Below are some entries. Copy each line that holds the string "color".

┌──

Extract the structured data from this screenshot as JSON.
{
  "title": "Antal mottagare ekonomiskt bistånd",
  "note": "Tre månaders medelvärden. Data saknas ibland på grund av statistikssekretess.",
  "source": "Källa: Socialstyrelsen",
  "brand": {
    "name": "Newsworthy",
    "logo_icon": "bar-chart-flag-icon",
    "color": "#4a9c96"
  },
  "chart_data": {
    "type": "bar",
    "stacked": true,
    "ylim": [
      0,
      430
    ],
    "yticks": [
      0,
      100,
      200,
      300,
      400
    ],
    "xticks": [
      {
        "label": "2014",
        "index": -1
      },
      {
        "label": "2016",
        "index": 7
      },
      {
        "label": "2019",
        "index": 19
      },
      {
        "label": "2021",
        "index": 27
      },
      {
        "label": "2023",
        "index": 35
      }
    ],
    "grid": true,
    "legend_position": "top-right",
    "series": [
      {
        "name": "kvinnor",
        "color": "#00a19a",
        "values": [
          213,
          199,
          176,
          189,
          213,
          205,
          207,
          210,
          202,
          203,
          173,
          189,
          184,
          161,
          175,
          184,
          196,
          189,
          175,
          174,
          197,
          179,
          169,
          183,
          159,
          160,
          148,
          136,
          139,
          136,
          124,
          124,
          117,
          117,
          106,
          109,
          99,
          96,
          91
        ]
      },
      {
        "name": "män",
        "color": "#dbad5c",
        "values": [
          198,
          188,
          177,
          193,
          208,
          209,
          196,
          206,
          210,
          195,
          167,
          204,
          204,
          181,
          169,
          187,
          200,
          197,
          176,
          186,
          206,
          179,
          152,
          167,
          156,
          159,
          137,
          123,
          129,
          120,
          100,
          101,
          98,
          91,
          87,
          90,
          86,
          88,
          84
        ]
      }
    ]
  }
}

└──

THE REPLY:
    "color": "#4a9c96"
        "color": "#00a19a",
        "color": "#dbad5c",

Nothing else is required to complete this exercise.